Task material —
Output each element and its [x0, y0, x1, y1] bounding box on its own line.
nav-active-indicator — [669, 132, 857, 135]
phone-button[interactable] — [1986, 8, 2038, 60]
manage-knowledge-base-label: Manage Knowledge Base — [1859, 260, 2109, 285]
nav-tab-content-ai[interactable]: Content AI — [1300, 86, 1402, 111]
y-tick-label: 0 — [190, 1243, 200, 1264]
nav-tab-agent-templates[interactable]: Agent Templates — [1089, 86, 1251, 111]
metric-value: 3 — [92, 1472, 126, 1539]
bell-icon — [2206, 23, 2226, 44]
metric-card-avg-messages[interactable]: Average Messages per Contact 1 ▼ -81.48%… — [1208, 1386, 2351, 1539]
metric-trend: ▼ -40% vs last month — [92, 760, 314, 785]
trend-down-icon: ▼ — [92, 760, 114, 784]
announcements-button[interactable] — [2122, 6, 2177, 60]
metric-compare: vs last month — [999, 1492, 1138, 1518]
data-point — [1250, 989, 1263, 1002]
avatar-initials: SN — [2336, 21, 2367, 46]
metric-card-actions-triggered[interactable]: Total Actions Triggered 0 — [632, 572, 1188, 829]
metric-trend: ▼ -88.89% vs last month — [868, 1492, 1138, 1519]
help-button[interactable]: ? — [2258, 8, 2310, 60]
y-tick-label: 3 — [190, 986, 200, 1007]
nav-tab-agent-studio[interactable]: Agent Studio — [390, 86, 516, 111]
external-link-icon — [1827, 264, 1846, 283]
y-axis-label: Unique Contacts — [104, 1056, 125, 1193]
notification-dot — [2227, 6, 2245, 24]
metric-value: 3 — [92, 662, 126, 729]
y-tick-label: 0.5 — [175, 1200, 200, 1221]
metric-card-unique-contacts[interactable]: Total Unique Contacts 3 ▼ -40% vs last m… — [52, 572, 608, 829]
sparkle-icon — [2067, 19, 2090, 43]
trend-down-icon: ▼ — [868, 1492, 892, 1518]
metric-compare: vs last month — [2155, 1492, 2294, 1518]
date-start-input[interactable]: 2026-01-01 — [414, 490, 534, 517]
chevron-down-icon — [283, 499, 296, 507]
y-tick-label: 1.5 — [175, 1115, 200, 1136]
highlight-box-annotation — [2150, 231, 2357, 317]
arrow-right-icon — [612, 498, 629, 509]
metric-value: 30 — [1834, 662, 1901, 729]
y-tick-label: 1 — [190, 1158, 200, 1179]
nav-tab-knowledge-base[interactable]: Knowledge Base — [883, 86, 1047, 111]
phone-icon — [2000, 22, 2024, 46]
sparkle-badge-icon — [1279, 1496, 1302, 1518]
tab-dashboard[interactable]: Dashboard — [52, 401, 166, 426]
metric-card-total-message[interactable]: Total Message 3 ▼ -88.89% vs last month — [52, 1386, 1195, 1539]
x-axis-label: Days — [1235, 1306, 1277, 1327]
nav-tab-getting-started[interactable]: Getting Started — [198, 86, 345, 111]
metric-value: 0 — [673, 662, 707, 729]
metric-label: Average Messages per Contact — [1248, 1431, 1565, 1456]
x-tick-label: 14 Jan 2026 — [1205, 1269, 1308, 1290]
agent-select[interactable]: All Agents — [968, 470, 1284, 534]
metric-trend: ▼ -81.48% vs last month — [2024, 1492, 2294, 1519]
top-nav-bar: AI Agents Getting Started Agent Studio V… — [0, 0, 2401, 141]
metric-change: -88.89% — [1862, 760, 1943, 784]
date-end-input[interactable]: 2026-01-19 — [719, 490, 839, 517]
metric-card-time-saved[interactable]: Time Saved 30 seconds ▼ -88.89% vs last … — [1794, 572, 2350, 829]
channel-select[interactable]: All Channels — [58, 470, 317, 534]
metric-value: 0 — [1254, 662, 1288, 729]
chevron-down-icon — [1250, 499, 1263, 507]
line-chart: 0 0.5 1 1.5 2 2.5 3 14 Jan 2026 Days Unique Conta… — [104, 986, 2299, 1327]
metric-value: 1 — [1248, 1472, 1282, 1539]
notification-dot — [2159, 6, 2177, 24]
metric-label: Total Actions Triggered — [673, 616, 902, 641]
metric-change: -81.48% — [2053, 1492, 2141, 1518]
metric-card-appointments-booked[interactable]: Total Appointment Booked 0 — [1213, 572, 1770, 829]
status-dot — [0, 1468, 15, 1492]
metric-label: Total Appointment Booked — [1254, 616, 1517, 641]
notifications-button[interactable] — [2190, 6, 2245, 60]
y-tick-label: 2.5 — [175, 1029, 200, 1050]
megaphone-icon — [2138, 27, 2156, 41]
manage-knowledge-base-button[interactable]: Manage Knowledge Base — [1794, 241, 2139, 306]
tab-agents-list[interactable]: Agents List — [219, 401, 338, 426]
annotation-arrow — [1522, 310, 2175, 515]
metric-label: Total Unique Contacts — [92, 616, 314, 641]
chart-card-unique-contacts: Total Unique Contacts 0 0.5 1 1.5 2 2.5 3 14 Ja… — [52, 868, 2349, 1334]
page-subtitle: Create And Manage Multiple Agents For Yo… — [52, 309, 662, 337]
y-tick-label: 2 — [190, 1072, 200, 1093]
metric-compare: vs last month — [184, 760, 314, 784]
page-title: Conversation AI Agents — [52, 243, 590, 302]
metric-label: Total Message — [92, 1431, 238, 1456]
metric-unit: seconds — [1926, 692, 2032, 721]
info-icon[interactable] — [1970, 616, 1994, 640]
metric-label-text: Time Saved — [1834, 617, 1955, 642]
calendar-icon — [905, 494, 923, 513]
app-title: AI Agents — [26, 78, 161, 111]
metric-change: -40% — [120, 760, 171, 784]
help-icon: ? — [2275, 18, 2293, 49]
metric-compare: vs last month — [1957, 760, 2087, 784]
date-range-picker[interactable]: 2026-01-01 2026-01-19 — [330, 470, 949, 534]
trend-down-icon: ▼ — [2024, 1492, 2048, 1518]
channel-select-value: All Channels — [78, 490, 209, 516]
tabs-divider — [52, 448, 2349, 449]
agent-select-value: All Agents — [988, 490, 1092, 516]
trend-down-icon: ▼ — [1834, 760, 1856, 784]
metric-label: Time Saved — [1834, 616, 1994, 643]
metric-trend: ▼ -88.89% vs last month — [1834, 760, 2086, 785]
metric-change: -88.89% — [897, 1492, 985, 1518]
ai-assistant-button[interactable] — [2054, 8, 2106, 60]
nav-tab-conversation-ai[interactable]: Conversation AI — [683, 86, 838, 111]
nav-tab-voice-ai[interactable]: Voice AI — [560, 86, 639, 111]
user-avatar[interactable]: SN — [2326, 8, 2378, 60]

Short exercise — Rewrite all the entries with every "vs last month" changed to "vs previous month", keeping everything else as it is.

The output —
Output each element and its [x0, y0, x1, y1] bounding box on its own line.
nav-active-indicator — [669, 132, 857, 135]
phone-button[interactable] — [1986, 8, 2038, 60]
manage-knowledge-base-label: Manage Knowledge Base — [1859, 260, 2109, 285]
nav-tab-content-ai[interactable]: Content AI — [1300, 86, 1402, 111]
y-tick-label: 0 — [190, 1243, 200, 1264]
nav-tab-agent-templates[interactable]: Agent Templates — [1089, 86, 1251, 111]
metric-value: 3 — [92, 1472, 126, 1539]
bell-icon — [2206, 23, 2226, 44]
metric-card-avg-messages[interactable]: Average Messages per Contact 1 ▼ -81.48%… — [1208, 1386, 2351, 1539]
metric-trend: ▼ -40% vs previous month — [92, 760, 314, 785]
trend-down-icon: ▼ — [92, 760, 114, 784]
announcements-button[interactable] — [2122, 6, 2177, 60]
metric-compare: vs previous month — [999, 1492, 1138, 1518]
data-point — [1250, 989, 1263, 1002]
avatar-initials: SN — [2336, 21, 2367, 46]
metric-card-actions-triggered[interactable]: Total Actions Triggered 0 — [632, 572, 1188, 829]
metric-trend: ▼ -88.89% vs previous month — [868, 1492, 1138, 1519]
help-button[interactable]: ? — [2258, 8, 2310, 60]
y-tick-label: 3 — [190, 986, 200, 1007]
nav-tab-agent-studio[interactable]: Agent Studio — [390, 86, 516, 111]
external-link-icon — [1827, 264, 1846, 283]
y-axis-label: Unique Contacts — [104, 1056, 125, 1193]
notification-dot — [2227, 6, 2245, 24]
metric-value: 3 — [92, 662, 126, 729]
y-tick-label: 0.5 — [175, 1200, 200, 1221]
metric-card-unique-contacts[interactable]: Total Unique Contacts 3 ▼ -40% vs last m… — [52, 572, 608, 829]
sparkle-icon — [2067, 19, 2090, 43]
trend-down-icon: ▼ — [868, 1492, 892, 1518]
metric-compare: vs previous month — [2155, 1492, 2294, 1518]
date-start-input[interactable]: 2026-01-01 — [414, 490, 534, 517]
chevron-down-icon — [283, 499, 296, 507]
y-tick-label: 1.5 — [175, 1115, 200, 1136]
highlight-box-annotation — [2150, 231, 2357, 317]
arrow-right-icon — [612, 498, 629, 509]
metric-value: 30 — [1834, 662, 1901, 729]
y-tick-label: 1 — [190, 1158, 200, 1179]
nav-tab-knowledge-base[interactable]: Knowledge Base — [883, 86, 1047, 111]
phone-icon — [2000, 22, 2024, 46]
sparkle-badge-icon — [1279, 1496, 1302, 1518]
tab-dashboard[interactable]: Dashboard — [52, 401, 166, 426]
metric-card-total-message[interactable]: Total Message 3 ▼ -88.89% vs previous month — [52, 1386, 1195, 1539]
x-axis-label: Days — [1235, 1306, 1277, 1327]
nav-tab-getting-started[interactable]: Getting Started — [198, 86, 345, 111]
metric-value: 0 — [673, 662, 707, 729]
metric-label: Average Messages per Contact — [1248, 1431, 1565, 1456]
x-tick-label: 14 Jan 2026 — [1205, 1269, 1308, 1290]
agent-select[interactable]: All Agents — [968, 470, 1284, 534]
metric-trend: ▼ -81.48% vs previous month — [2024, 1492, 2294, 1519]
top-nav-bar: AI Agents Getting Started Agent Studio V… — [0, 0, 2401, 141]
metric-change: -88.89% — [1862, 760, 1943, 784]
date-end-input[interactable]: 2026-01-19 — [719, 490, 839, 517]
metric-card-time-saved[interactable]: Time Saved 30 seconds ▼ -88.89% vs last … — [1794, 572, 2350, 829]
channel-select[interactable]: All Channels — [58, 470, 317, 534]
metric-value: 0 — [1254, 662, 1288, 729]
chevron-down-icon — [1250, 499, 1263, 507]
line-chart: 0 0.5 1 1.5 2 2.5 3 14 Jan 2026 Days Unique Conta… — [104, 986, 2299, 1327]
metric-value: 1 — [1248, 1472, 1282, 1539]
notification-dot — [2159, 6, 2177, 24]
metric-label: Total Actions Triggered — [673, 616, 902, 641]
metric-change: -81.48% — [2053, 1492, 2141, 1518]
metric-card-appointments-booked[interactable]: Total Appointment Booked 0 — [1213, 572, 1770, 829]
status-dot — [0, 1468, 15, 1492]
metric-label: Total Appointment Booked — [1254, 616, 1517, 641]
notifications-button[interactable] — [2190, 6, 2245, 60]
y-tick-label: 2.5 — [175, 1029, 200, 1050]
megaphone-icon — [2138, 27, 2156, 41]
manage-knowledge-base-button[interactable]: Manage Knowledge Base — [1794, 241, 2139, 306]
tab-agents-list[interactable]: Agents List — [219, 401, 338, 426]
annotation-arrow — [1522, 310, 2175, 515]
metric-label: Total Unique Contacts — [92, 616, 314, 641]
chart-card-unique-contacts: Total Unique Contacts 0 0.5 1 1.5 2 2.5 3 14 Ja… — [52, 868, 2349, 1334]
page-subtitle: Create And Manage Multiple Agents For Yo… — [52, 309, 662, 337]
y-tick-label: 2 — [190, 1072, 200, 1093]
metric-compare: vs previous month — [184, 760, 314, 784]
page-title: Conversation AI Agents — [52, 243, 590, 302]
metric-label: Total Message — [92, 1431, 238, 1456]
metric-unit: seconds — [1926, 692, 2032, 721]
info-icon[interactable] — [1970, 616, 1994, 640]
metric-label-text: Time Saved — [1834, 617, 1955, 642]
calendar-icon — [905, 494, 923, 513]
app-title: AI Agents — [26, 78, 161, 111]
metric-change: -40% — [120, 760, 171, 784]
help-icon: ? — [2275, 18, 2293, 49]
metric-compare: vs previous month — [1957, 760, 2087, 784]
date-range-picker[interactable]: 2026-01-01 2026-01-19 — [330, 470, 949, 534]
trend-down-icon: ▼ — [2024, 1492, 2048, 1518]
channel-select-value: All Channels — [78, 490, 209, 516]
tabs-divider — [52, 448, 2349, 449]
agent-select-value: All Agents — [988, 490, 1092, 516]
trend-down-icon: ▼ — [1834, 760, 1856, 784]
metric-label: Time Saved — [1834, 616, 1994, 643]
metric-trend: ▼ -88.89% vs previous month — [1834, 760, 2086, 785]
metric-change: -88.89% — [897, 1492, 985, 1518]
ai-assistant-button[interactable] — [2054, 8, 2106, 60]
nav-tab-conversation-ai[interactable]: Conversation AI — [683, 86, 838, 111]
nav-tab-voice-ai[interactable]: Voice AI — [560, 86, 639, 111]
user-avatar[interactable]: SN — [2326, 8, 2378, 60]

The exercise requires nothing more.